■ Prompt
Find the lines below that contain the word "title" and count them. Only the number should be given.

====== Task inputs ======

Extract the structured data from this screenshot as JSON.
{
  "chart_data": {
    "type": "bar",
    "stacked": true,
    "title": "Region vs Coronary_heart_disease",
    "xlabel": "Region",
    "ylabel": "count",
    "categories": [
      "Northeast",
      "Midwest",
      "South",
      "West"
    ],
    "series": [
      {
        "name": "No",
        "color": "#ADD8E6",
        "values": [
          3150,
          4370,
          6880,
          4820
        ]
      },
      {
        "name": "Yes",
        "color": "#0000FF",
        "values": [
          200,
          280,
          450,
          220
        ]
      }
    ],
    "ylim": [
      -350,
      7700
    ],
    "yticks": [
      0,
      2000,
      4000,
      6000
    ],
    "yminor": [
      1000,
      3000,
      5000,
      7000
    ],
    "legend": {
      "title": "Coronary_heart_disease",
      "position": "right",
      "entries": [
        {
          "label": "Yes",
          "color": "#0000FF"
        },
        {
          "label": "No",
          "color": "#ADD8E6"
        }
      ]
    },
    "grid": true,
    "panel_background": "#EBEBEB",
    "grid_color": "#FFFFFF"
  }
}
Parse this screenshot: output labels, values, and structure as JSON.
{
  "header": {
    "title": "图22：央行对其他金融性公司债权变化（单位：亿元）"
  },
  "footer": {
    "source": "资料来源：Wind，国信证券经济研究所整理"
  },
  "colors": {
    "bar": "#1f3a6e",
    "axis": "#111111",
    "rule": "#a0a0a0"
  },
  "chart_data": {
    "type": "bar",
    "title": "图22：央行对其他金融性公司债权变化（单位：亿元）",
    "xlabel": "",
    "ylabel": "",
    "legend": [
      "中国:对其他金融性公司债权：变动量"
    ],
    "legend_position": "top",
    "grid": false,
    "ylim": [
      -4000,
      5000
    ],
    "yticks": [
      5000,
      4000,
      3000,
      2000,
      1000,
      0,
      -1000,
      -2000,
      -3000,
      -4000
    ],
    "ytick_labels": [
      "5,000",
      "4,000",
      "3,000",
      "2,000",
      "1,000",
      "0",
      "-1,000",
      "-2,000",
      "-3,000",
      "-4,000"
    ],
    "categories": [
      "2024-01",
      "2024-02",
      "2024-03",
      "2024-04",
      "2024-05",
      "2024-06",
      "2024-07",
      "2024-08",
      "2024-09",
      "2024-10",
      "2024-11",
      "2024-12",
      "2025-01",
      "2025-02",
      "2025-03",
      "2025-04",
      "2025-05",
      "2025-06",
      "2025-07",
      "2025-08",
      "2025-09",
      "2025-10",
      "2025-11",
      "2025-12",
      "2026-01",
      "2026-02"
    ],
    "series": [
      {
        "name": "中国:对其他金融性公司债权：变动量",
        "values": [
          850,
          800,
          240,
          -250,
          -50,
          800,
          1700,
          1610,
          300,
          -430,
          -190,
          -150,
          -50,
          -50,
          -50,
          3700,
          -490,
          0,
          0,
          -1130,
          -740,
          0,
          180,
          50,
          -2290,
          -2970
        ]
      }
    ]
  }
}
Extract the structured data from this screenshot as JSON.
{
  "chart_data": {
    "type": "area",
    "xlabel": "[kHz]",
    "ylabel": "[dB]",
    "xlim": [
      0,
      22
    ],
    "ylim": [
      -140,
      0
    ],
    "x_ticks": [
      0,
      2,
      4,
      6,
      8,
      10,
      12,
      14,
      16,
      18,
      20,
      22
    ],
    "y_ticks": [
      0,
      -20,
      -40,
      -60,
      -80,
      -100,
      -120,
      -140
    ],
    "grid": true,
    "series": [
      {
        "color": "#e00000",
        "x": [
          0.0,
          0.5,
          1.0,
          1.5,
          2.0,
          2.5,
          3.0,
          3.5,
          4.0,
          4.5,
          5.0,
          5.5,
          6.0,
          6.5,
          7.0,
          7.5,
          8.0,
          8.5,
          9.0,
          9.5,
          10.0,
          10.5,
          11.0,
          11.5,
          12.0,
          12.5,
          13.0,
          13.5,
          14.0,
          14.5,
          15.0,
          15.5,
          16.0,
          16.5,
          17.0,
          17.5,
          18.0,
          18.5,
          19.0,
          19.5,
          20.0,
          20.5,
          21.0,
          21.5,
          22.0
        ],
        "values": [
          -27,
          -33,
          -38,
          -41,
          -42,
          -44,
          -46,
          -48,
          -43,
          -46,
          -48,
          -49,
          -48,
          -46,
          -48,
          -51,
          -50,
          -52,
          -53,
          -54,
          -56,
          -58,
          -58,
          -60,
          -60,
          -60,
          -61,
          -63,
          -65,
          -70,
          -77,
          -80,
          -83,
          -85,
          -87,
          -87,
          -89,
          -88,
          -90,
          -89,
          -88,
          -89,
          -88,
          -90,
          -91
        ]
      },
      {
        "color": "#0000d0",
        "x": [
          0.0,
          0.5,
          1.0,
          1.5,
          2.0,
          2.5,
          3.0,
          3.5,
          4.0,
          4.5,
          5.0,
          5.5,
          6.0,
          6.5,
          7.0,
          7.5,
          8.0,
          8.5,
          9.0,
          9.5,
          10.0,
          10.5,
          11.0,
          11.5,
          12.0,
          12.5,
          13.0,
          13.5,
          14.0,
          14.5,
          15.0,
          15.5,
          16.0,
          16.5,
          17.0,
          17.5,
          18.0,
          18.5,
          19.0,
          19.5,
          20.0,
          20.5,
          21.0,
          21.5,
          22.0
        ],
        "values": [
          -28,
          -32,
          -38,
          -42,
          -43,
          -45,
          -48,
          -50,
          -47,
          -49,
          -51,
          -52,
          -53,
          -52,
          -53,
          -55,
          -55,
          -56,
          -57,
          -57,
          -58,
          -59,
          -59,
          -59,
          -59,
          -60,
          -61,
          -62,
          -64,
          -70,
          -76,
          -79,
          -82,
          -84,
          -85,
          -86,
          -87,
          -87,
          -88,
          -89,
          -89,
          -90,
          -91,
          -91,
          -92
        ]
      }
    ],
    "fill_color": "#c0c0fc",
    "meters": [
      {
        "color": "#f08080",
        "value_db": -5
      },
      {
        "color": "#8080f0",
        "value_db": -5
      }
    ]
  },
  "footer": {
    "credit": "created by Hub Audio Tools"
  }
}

======

■ Task answer
4